» **Exercise goal**
Make a verbatim copy of the entries below; pictures stay out.

» **Dataset excerpts**
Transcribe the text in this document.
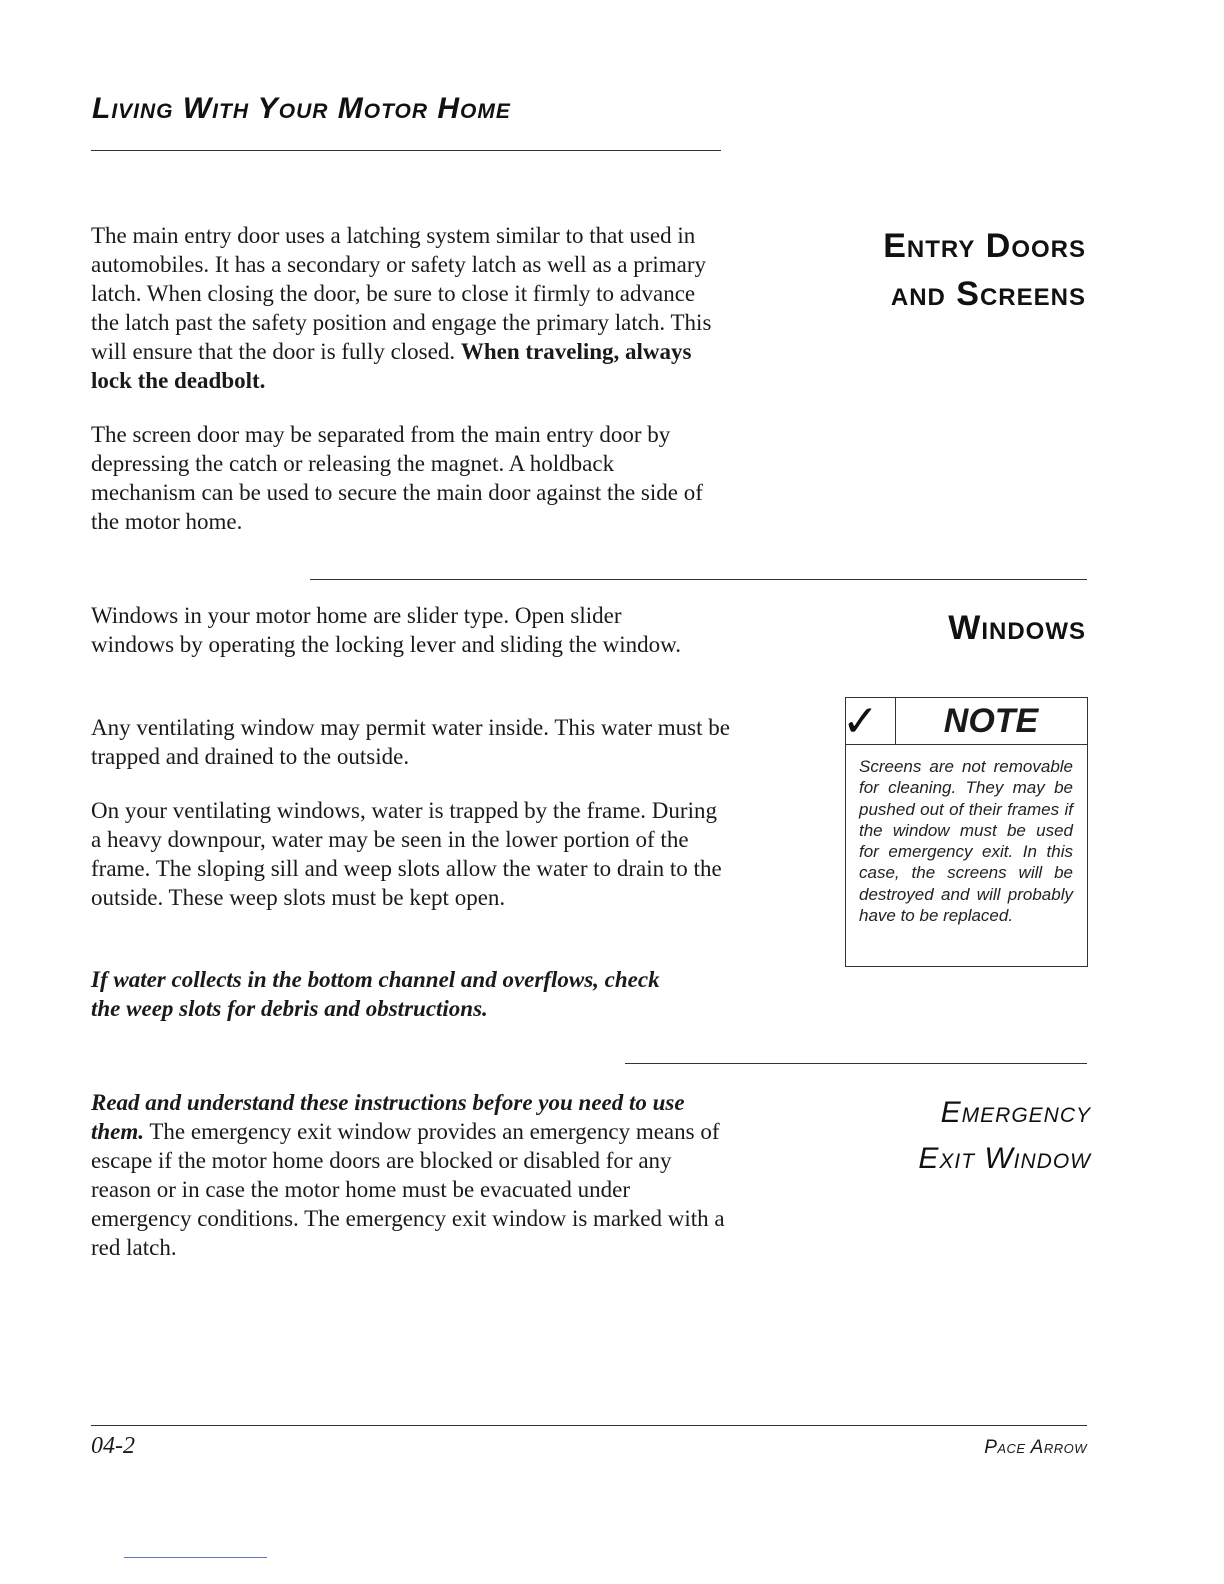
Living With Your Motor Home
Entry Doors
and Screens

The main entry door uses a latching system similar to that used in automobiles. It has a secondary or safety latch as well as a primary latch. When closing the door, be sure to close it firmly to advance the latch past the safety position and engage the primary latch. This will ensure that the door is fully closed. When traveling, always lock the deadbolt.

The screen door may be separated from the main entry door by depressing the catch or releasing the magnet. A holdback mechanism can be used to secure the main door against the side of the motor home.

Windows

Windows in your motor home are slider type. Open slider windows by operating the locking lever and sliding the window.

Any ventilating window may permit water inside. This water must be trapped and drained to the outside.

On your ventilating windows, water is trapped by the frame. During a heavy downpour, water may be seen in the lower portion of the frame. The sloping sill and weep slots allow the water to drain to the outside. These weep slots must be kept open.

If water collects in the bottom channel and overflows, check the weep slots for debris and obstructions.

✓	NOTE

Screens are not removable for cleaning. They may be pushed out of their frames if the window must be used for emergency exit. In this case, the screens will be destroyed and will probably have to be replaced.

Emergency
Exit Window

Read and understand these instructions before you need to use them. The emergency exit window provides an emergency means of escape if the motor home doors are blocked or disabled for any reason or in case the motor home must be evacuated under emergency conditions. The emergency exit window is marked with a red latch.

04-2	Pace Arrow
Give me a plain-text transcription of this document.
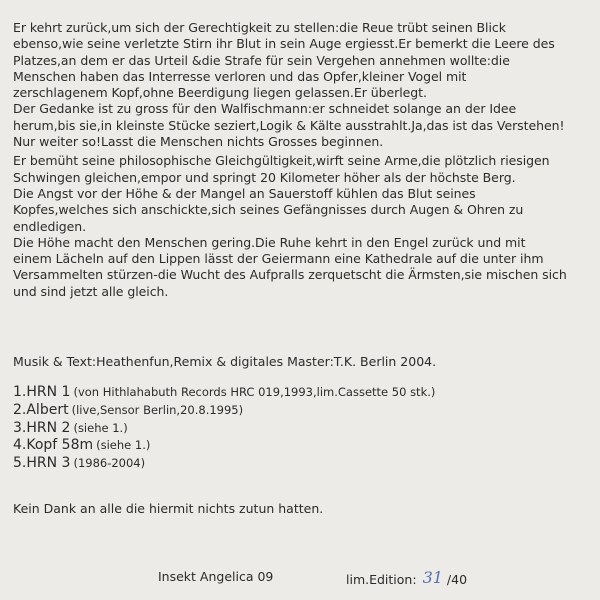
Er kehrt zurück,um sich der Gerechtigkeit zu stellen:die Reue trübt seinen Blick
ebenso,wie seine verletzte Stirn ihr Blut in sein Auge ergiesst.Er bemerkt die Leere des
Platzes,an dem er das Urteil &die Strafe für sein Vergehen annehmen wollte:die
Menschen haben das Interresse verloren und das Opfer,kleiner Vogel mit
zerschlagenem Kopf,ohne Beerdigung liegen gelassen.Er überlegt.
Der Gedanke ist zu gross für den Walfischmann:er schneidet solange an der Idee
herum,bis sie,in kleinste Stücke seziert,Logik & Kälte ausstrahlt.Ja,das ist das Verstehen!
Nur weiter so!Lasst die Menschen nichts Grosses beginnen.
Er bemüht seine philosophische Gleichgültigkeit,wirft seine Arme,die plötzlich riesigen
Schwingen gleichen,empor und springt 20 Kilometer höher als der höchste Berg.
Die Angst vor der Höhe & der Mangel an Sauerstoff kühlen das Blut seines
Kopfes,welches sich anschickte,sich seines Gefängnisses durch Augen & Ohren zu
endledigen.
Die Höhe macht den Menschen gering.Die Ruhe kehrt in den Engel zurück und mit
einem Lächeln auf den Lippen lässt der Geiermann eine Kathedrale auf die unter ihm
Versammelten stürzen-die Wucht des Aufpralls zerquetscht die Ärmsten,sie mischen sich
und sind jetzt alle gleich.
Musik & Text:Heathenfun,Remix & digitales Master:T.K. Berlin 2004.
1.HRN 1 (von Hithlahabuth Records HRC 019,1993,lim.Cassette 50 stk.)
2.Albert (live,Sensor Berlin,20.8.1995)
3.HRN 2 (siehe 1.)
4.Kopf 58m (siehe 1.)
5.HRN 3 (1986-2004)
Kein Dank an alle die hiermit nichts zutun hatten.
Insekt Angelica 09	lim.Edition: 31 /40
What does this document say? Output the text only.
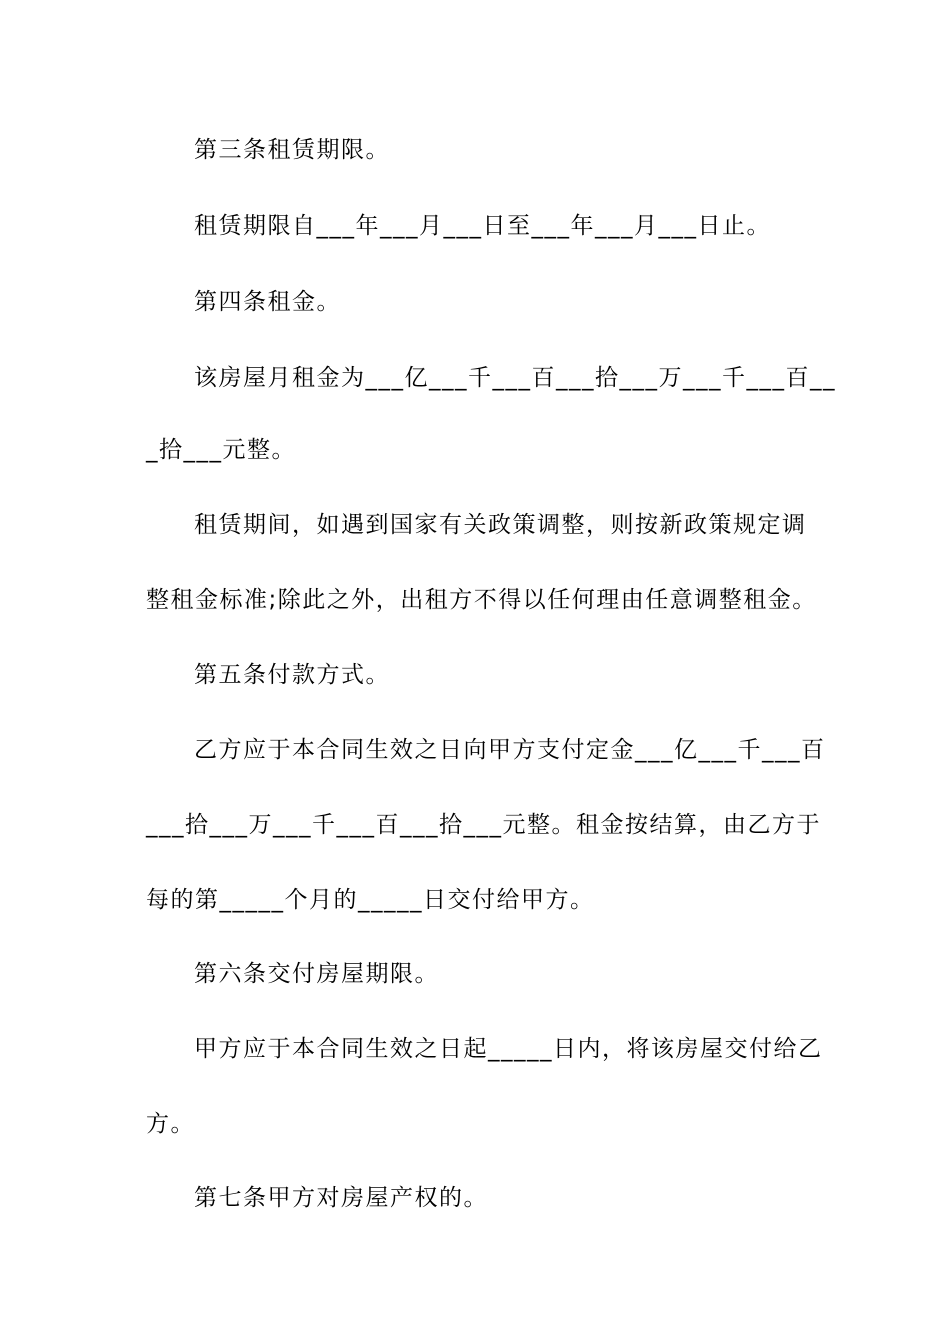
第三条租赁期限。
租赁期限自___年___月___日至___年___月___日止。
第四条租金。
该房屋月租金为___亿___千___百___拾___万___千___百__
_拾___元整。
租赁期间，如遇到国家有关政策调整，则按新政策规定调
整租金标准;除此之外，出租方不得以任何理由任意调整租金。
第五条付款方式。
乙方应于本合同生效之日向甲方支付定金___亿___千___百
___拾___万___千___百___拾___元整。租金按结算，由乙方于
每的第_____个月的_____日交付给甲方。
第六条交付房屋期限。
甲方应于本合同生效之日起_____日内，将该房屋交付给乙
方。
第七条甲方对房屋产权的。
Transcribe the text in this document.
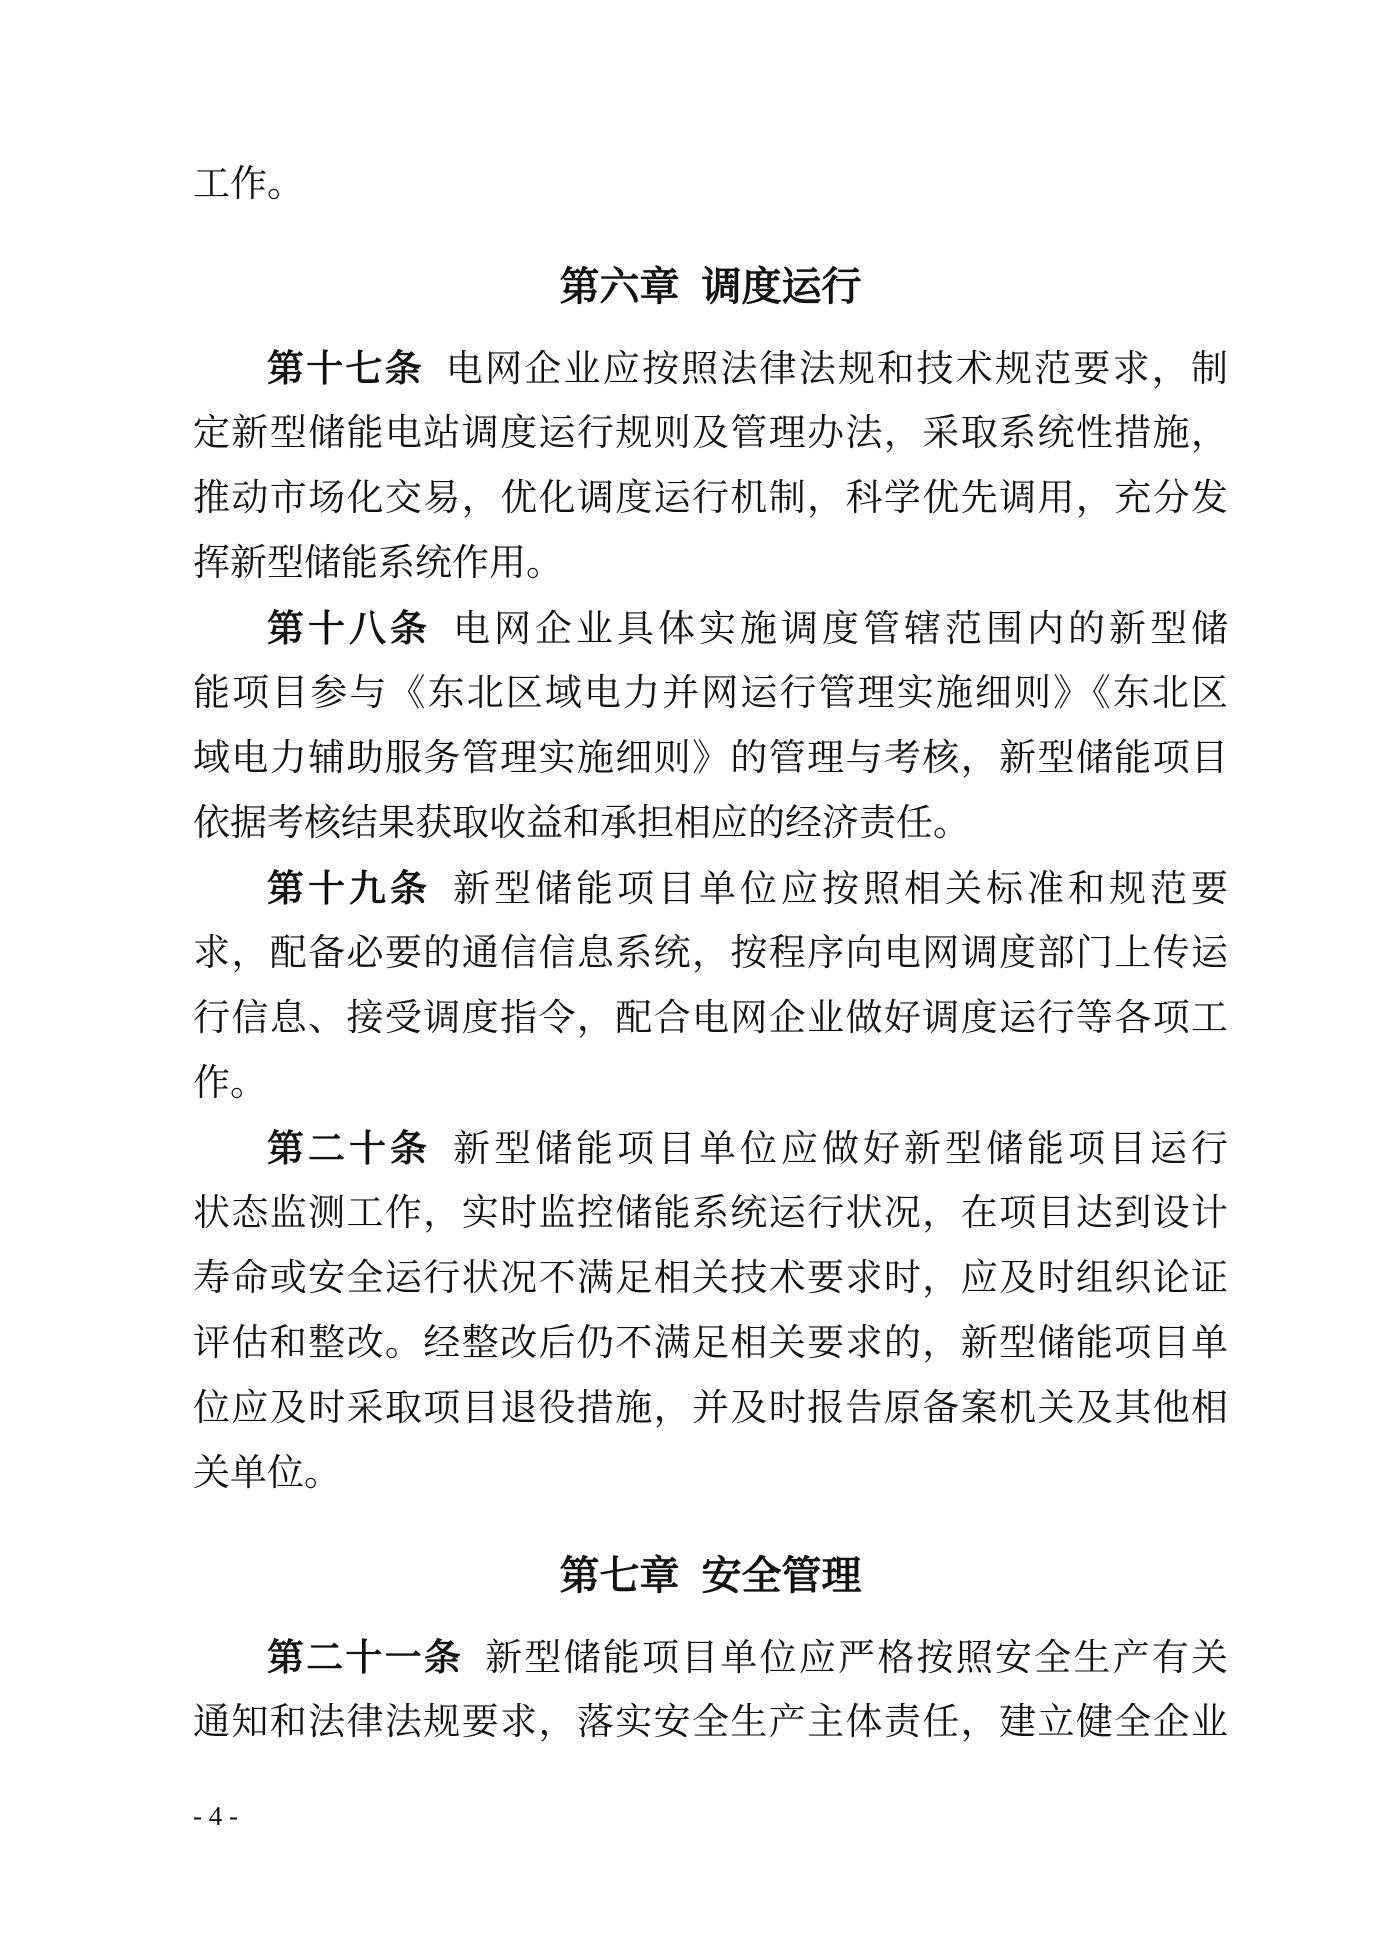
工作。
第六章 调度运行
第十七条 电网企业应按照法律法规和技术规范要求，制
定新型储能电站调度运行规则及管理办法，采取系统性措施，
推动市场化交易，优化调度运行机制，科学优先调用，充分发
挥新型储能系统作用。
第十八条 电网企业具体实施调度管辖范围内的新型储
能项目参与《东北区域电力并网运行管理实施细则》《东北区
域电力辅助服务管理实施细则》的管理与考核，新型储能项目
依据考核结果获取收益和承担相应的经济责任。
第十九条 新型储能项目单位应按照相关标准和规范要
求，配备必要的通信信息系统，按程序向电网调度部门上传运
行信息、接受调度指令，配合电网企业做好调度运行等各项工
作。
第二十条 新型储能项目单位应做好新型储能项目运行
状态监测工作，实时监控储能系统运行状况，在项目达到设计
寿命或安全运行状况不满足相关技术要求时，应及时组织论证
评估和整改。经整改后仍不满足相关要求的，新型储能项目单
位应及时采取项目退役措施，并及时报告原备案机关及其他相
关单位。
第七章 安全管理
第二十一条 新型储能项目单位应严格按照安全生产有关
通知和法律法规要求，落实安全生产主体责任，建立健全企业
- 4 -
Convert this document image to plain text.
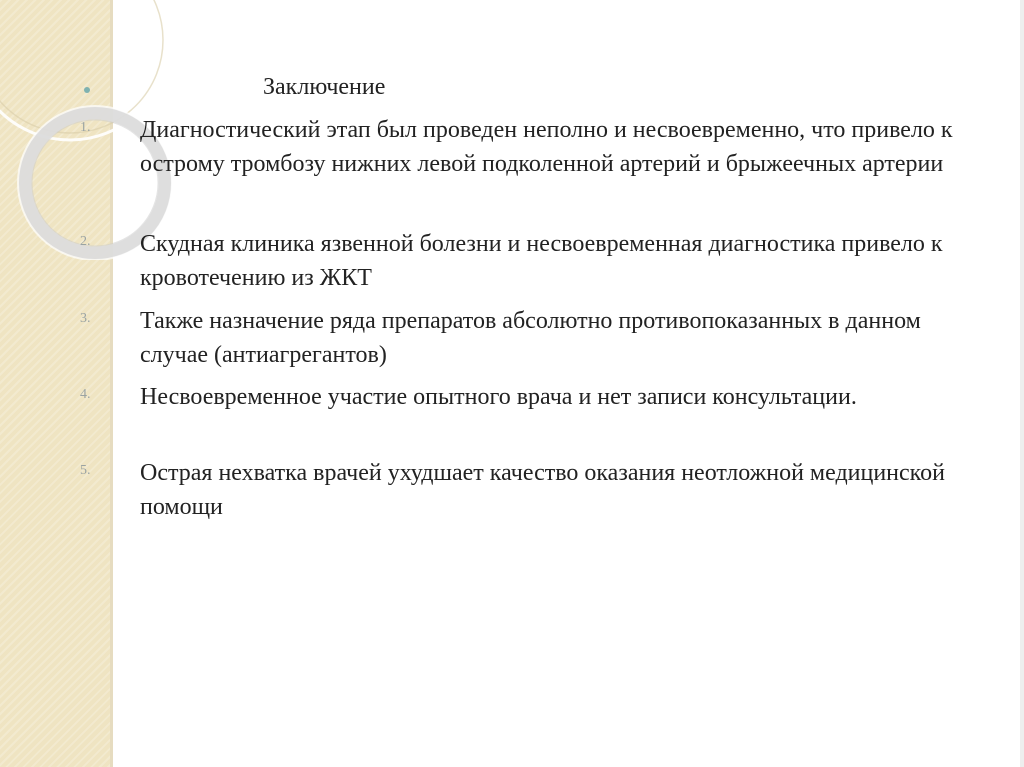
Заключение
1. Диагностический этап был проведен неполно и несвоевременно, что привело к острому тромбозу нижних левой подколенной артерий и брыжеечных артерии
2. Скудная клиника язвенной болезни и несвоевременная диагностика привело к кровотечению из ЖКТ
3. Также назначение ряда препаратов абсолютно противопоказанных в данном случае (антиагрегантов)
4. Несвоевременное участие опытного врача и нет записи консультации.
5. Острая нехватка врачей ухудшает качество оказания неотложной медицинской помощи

» **Response to the exercise**
Transcribe the text in this document.
Living With Your Motor Home
Entry Doors
and Screens

The main entry door uses a latching system similar to that used in automobiles. It has a secondary or safety latch as well as a primary latch. When closing the door, be sure to close it firmly to advance the latch past the safety position and engage the primary latch. This will ensure that the door is fully closed. When traveling, always lock the deadbolt.

The screen door may be separated from the main entry door by depressing the catch or releasing the magnet. A holdback mechanism can be used to secure the main door against the side of the motor home.

Windows

Windows in your motor home are slider type. Open slider windows by operating the locking lever and sliding the window.

Any ventilating window may permit water inside. This water must be trapped and drained to the outside.

On your ventilating windows, water is trapped by the frame. During a heavy downpour, water may be seen in the lower portion of the frame. The sloping sill and weep slots allow the water to drain to the outside. These weep slots must be kept open.

If water collects in the bottom channel and overflows, check the weep slots for debris and obstructions.

✓	NOTE

Screens are not removable for cleaning. They may be pushed out of their frames if the window must be used for emergency exit. In this case, the screens will be destroyed and will probably have to be replaced.

Emergency
Exit Window

Read and understand these instructions before you need to use them. The emergency exit window provides an emergency means of escape if the motor home doors are blocked or disabled for any reason or in case the motor home must be evacuated under emergency conditions. The emergency exit window is marked with a red latch.

04-2	Pace Arrow
Give me a plain-text transcription of this document.
Er kehrt zurück,um sich der Gerechtigkeit zu stellen:die Reue trübt seinen Blick
ebenso,wie seine verletzte Stirn ihr Blut in sein Auge ergiesst.Er bemerkt die Leere des
Platzes,an dem er das Urteil &die Strafe für sein Vergehen annehmen wollte:die
Menschen haben das Interresse verloren und das Opfer,kleiner Vogel mit
zerschlagenem Kopf,ohne Beerdigung liegen gelassen.Er überlegt.
Der Gedanke ist zu gross für den Walfischmann:er schneidet solange an der Idee
herum,bis sie,in kleinste Stücke seziert,Logik & Kälte ausstrahlt.Ja,das ist das Verstehen!
Nur weiter so!Lasst die Menschen nichts Grosses beginnen.
Er bemüht seine philosophische Gleichgültigkeit,wirft seine Arme,die plötzlich riesigen
Schwingen gleichen,empor und springt 20 Kilometer höher als der höchste Berg.
Die Angst vor der Höhe & der Mangel an Sauerstoff kühlen das Blut seines
Kopfes,welches sich anschickte,sich seines Gefängnisses durch Augen & Ohren zu
endledigen.
Die Höhe macht den Menschen gering.Die Ruhe kehrt in den Engel zurück und mit
einem Lächeln auf den Lippen lässt der Geiermann eine Kathedrale auf die unter ihm
Versammelten stürzen-die Wucht des Aufpralls zerquetscht die Ärmsten,sie mischen sich
und sind jetzt alle gleich.
Musik & Text:Heathenfun,Remix & digitales Master:T.K. Berlin 2004.
1.HRN 1 (von Hithlahabuth Records HRC 019,1993,lim.Cassette 50 stk.)
2.Albert (live,Sensor Berlin,20.8.1995)
3.HRN 2 (siehe 1.)
4.Kopf 58m (siehe 1.)
5.HRN 3 (1986-2004)
Kein Dank an alle die hiermit nichts zutun hatten.
Insekt Angelica 09	lim.Edition: 31 /40
What does this document say? Output the text only.
第三条租赁期限。
租赁期限自___年___月___日至___年___月___日止。
第四条租金。
该房屋月租金为___亿___千___百___拾___万___千___百__
_拾___元整。
租赁期间，如遇到国家有关政策调整，则按新政策规定调
整租金标准;除此之外，出租方不得以任何理由任意调整租金。
第五条付款方式。
乙方应于本合同生效之日向甲方支付定金___亿___千___百
___拾___万___千___百___拾___元整。租金按结算，由乙方于
每的第_____个月的_____日交付给甲方。
第六条交付房屋期限。
甲方应于本合同生效之日起_____日内，将该房屋交付给乙
方。
第七条甲方对房屋产权的。
Transcribe the text in this document.
工作。
第六章 调度运行
第十七条 电网企业应按照法律法规和技术规范要求，制
定新型储能电站调度运行规则及管理办法，采取系统性措施，
推动市场化交易，优化调度运行机制，科学优先调用，充分发
挥新型储能系统作用。
第十八条 电网企业具体实施调度管辖范围内的新型储
能项目参与《东北区域电力并网运行管理实施细则》《东北区
域电力辅助服务管理实施细则》的管理与考核，新型储能项目
依据考核结果获取收益和承担相应的经济责任。
第十九条 新型储能项目单位应按照相关标准和规范要
求，配备必要的通信信息系统，按程序向电网调度部门上传运
行信息、接受调度指令，配合电网企业做好调度运行等各项工
作。
第二十条 新型储能项目单位应做好新型储能项目运行
状态监测工作，实时监控储能系统运行状况，在项目达到设计
寿命或安全运行状况不满足相关技术要求时，应及时组织论证
评估和整改。经整改后仍不满足相关要求的，新型储能项目单
位应及时采取项目退役措施，并及时报告原备案机关及其他相
关单位。
第七章 安全管理
第二十一条 新型储能项目单位应严格按照安全生产有关
通知和法律法规要求，落实安全生产主体责任，建立健全企业
- 4 -
Convert this document image to plain text.
Заключение
1. Диагностический этап был проведен неполно и несвоевременно, что привело к острому тромбозу нижних левой подколенной артерий и брыжеечных артерии
2. Скудная клиника язвенной болезни и несвоевременная диагностика привело к кровотечению из ЖКТ
3. Также назначение ряда препаратов абсолютно противопоказанных в данном случае (антиагрегантов)
4. Несвоевременное участие опытного врача и нет записи консультации.
5. Острая нехватка врачей ухудшает качество оказания неотложной медицинской помощи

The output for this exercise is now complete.